**Directive**
Exact repetition of every entry is required.

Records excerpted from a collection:
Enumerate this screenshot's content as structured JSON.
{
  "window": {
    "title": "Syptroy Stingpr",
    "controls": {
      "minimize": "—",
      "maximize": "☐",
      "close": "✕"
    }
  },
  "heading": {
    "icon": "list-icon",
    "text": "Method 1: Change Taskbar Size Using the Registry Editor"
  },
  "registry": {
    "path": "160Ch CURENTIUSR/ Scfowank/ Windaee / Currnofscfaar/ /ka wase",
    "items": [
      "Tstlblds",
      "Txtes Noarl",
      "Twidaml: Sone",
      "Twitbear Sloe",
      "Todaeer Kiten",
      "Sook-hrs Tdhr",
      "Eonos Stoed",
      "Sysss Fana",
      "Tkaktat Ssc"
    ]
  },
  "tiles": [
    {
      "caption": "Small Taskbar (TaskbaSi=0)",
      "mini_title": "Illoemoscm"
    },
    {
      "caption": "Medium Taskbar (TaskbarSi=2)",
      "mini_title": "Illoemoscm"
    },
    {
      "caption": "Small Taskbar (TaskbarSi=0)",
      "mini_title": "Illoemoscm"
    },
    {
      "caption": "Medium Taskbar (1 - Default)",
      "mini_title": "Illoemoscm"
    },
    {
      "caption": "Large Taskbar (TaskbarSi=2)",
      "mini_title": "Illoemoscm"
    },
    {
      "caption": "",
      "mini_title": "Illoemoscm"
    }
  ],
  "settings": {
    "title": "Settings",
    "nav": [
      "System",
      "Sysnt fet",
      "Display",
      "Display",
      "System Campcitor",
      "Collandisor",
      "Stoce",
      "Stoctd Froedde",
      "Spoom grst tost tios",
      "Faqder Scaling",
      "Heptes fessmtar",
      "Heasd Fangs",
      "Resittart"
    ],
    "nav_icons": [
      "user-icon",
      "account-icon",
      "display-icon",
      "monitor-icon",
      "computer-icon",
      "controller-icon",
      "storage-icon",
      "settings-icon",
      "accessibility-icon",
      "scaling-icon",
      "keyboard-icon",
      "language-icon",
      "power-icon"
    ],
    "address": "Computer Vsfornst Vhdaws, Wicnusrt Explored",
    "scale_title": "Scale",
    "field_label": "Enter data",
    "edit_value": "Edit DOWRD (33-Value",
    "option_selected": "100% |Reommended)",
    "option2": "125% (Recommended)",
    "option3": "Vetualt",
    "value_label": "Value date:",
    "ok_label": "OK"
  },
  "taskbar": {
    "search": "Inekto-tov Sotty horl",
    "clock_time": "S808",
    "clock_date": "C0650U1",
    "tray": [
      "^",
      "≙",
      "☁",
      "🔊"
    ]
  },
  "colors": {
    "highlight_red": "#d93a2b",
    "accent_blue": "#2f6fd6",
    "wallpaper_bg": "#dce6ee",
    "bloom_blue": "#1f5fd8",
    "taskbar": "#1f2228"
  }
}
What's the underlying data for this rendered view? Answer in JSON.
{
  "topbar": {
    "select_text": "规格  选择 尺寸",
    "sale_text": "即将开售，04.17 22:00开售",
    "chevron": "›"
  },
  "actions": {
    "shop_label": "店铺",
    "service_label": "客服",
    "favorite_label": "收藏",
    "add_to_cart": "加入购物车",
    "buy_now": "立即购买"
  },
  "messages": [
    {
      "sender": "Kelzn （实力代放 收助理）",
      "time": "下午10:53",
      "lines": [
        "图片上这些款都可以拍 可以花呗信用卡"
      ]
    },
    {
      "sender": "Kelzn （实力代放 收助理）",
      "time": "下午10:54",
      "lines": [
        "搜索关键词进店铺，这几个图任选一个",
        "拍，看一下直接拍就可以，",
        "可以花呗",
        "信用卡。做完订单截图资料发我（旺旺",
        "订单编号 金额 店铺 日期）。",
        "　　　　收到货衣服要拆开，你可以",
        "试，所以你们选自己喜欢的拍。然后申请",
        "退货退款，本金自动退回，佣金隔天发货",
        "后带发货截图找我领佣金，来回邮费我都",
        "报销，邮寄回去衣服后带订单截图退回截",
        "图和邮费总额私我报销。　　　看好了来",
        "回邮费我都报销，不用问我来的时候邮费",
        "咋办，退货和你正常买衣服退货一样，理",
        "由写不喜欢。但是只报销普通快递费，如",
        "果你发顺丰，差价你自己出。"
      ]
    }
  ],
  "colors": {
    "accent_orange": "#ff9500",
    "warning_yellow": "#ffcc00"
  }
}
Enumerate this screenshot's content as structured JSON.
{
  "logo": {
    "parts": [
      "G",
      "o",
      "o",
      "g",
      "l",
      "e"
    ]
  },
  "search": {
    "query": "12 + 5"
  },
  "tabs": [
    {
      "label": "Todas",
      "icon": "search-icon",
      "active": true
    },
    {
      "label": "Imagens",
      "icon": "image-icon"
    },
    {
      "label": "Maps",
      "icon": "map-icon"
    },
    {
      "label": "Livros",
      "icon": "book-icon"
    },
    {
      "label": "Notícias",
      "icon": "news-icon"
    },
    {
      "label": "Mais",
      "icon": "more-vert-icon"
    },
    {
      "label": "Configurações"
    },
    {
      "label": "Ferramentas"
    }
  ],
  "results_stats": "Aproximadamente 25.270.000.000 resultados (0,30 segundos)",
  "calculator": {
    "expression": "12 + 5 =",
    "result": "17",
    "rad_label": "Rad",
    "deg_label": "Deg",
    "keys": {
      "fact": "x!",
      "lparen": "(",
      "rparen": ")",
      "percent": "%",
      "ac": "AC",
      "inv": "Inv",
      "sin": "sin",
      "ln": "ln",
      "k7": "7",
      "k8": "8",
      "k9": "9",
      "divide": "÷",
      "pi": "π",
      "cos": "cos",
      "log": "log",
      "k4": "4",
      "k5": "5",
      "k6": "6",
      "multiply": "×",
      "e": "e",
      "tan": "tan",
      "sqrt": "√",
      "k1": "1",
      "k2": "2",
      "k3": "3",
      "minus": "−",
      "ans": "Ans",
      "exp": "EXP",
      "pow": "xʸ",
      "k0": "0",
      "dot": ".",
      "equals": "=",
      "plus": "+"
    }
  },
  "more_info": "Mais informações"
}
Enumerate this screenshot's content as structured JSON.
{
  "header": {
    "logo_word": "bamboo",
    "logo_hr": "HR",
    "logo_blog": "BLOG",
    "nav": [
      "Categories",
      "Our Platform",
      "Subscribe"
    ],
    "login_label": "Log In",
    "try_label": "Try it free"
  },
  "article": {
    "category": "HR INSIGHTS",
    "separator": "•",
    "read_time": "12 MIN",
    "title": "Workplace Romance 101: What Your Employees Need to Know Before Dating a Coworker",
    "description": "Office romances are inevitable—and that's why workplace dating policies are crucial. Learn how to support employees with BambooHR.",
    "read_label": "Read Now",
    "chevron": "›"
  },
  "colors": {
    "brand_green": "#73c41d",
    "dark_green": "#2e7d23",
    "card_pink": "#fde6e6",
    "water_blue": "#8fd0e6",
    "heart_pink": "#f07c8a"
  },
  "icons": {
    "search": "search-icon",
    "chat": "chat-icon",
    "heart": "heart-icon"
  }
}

**Full answer**
Enumerate this screenshot's content as structured JSON.
{
  "window": {
    "title": "Syptroy Stingpr",
    "controls": {
      "minimize": "—",
      "maximize": "☐",
      "close": "✕"
    }
  },
  "heading": {
    "icon": "list-icon",
    "text": "Method 1: Change Taskbar Size Using the Registry Editor"
  },
  "registry": {
    "path": "160Ch CURENTIUSR/ Scfowank/ Windaee / Currnofscfaar/ /ka wase",
    "items": [
      "Tstlblds",
      "Txtes Noarl",
      "Twidaml: Sone",
      "Twitbear Sloe",
      "Todaeer Kiten",
      "Sook-hrs Tdhr",
      "Eonos Stoed",
      "Sysss Fana",
      "Tkaktat Ssc"
    ]
  },
  "tiles": [
    {
      "caption": "Small Taskbar (TaskbaSi=0)",
      "mini_title": "Illoemoscm"
    },
    {
      "caption": "Medium Taskbar (TaskbarSi=2)",
      "mini_title": "Illoemoscm"
    },
    {
      "caption": "Small Taskbar (TaskbarSi=0)",
      "mini_title": "Illoemoscm"
    },
    {
      "caption": "Medium Taskbar (1 - Default)",
      "mini_title": "Illoemoscm"
    },
    {
      "caption": "Large Taskbar (TaskbarSi=2)",
      "mini_title": "Illoemoscm"
    },
    {
      "caption": "",
      "mini_title": "Illoemoscm"
    }
  ],
  "settings": {
    "title": "Settings",
    "nav": [
      "System",
      "Sysnt fet",
      "Display",
      "Display",
      "System Campcitor",
      "Collandisor",
      "Stoce",
      "Stoctd Froedde",
      "Spoom grst tost tios",
      "Faqder Scaling",
      "Heptes fessmtar",
      "Heasd Fangs",
      "Resittart"
    ],
    "nav_icons": [
      "user-icon",
      "account-icon",
      "display-icon",
      "monitor-icon",
      "computer-icon",
      "controller-icon",
      "storage-icon",
      "settings-icon",
      "accessibility-icon",
      "scaling-icon",
      "keyboard-icon",
      "language-icon",
      "power-icon"
    ],
    "address": "Computer Vsfornst Vhdaws, Wicnusrt Explored",
    "scale_title": "Scale",
    "field_label": "Enter data",
    "edit_value": "Edit DOWRD (33-Value",
    "option_selected": "100% |Reommended)",
    "option2": "125% (Recommended)",
    "option3": "Vetualt",
    "value_label": "Value date:",
    "ok_label": "OK"
  },
  "taskbar": {
    "search": "Inekto-tov Sotty horl",
    "clock_time": "S808",
    "clock_date": "C0650U1",
    "tray": [
      "^",
      "≙",
      "☁",
      "🔊"
    ]
  },
  "colors": {
    "highlight_red": "#d93a2b",
    "accent_blue": "#2f6fd6",
    "wallpaper_bg": "#dce6ee",
    "bloom_blue": "#1f5fd8",
    "taskbar": "#1f2228"
  }
}
What's the underlying data for this rendered view? Answer in JSON.
{
  "topbar": {
    "select_text": "规格  选择 尺寸",
    "sale_text": "即将开售，04.17 22:00开售",
    "chevron": "›"
  },
  "actions": {
    "shop_label": "店铺",
    "service_label": "客服",
    "favorite_label": "收藏",
    "add_to_cart": "加入购物车",
    "buy_now": "立即购买"
  },
  "messages": [
    {
      "sender": "Kelzn （实力代放 收助理）",
      "time": "下午10:53",
      "lines": [
        "图片上这些款都可以拍 可以花呗信用卡"
      ]
    },
    {
      "sender": "Kelzn （实力代放 收助理）",
      "time": "下午10:54",
      "lines": [
        "搜索关键词进店铺，这几个图任选一个",
        "拍，看一下直接拍就可以，",
        "可以花呗",
        "信用卡。做完订单截图资料发我（旺旺",
        "订单编号 金额 店铺 日期）。",
        "　　　　收到货衣服要拆开，你可以",
        "试，所以你们选自己喜欢的拍。然后申请",
        "退货退款，本金自动退回，佣金隔天发货",
        "后带发货截图找我领佣金，来回邮费我都",
        "报销，邮寄回去衣服后带订单截图退回截",
        "图和邮费总额私我报销。　　　看好了来",
        "回邮费我都报销，不用问我来的时候邮费",
        "咋办，退货和你正常买衣服退货一样，理",
        "由写不喜欢。但是只报销普通快递费，如",
        "果你发顺丰，差价你自己出。"
      ]
    }
  ],
  "colors": {
    "accent_orange": "#ff9500",
    "warning_yellow": "#ffcc00"
  }
}
Enumerate this screenshot's content as structured JSON.
{
  "logo": {
    "parts": [
      "G",
      "o",
      "o",
      "g",
      "l",
      "e"
    ]
  },
  "search": {
    "query": "12 + 5"
  },
  "tabs": [
    {
      "label": "Todas",
      "icon": "search-icon",
      "active": true
    },
    {
      "label": "Imagens",
      "icon": "image-icon"
    },
    {
      "label": "Maps",
      "icon": "map-icon"
    },
    {
      "label": "Livros",
      "icon": "book-icon"
    },
    {
      "label": "Notícias",
      "icon": "news-icon"
    },
    {
      "label": "Mais",
      "icon": "more-vert-icon"
    },
    {
      "label": "Configurações"
    },
    {
      "label": "Ferramentas"
    }
  ],
  "results_stats": "Aproximadamente 25.270.000.000 resultados (0,30 segundos)",
  "calculator": {
    "expression": "12 + 5 =",
    "result": "17",
    "rad_label": "Rad",
    "deg_label": "Deg",
    "keys": {
      "fact": "x!",
      "lparen": "(",
      "rparen": ")",
      "percent": "%",
      "ac": "AC",
      "inv": "Inv",
      "sin": "sin",
      "ln": "ln",
      "k7": "7",
      "k8": "8",
      "k9": "9",
      "divide": "÷",
      "pi": "π",
      "cos": "cos",
      "log": "log",
      "k4": "4",
      "k5": "5",
      "k6": "6",
      "multiply": "×",
      "e": "e",
      "tan": "tan",
      "sqrt": "√",
      "k1": "1",
      "k2": "2",
      "k3": "3",
      "minus": "−",
      "ans": "Ans",
      "exp": "EXP",
      "pow": "xʸ",
      "k0": "0",
      "dot": ".",
      "equals": "=",
      "plus": "+"
    }
  },
  "more_info": "Mais informações"
}
Enumerate this screenshot's content as structured JSON.
{
  "header": {
    "logo_word": "bamboo",
    "logo_hr": "HR",
    "logo_blog": "BLOG",
    "nav": [
      "Categories",
      "Our Platform",
      "Subscribe"
    ],
    "login_label": "Log In",
    "try_label": "Try it free"
  },
  "article": {
    "category": "HR INSIGHTS",
    "separator": "•",
    "read_time": "12 MIN",
    "title": "Workplace Romance 101: What Your Employees Need to Know Before Dating a Coworker",
    "description": "Office romances are inevitable—and that's why workplace dating policies are crucial. Learn how to support employees with BambooHR.",
    "read_label": "Read Now",
    "chevron": "›"
  },
  "colors": {
    "brand_green": "#73c41d",
    "dark_green": "#2e7d23",
    "card_pink": "#fde6e6",
    "water_blue": "#8fd0e6",
    "heart_pink": "#f07c8a"
  },
  "icons": {
    "search": "search-icon",
    "chat": "chat-icon",
    "heart": "heart-icon"
  }
}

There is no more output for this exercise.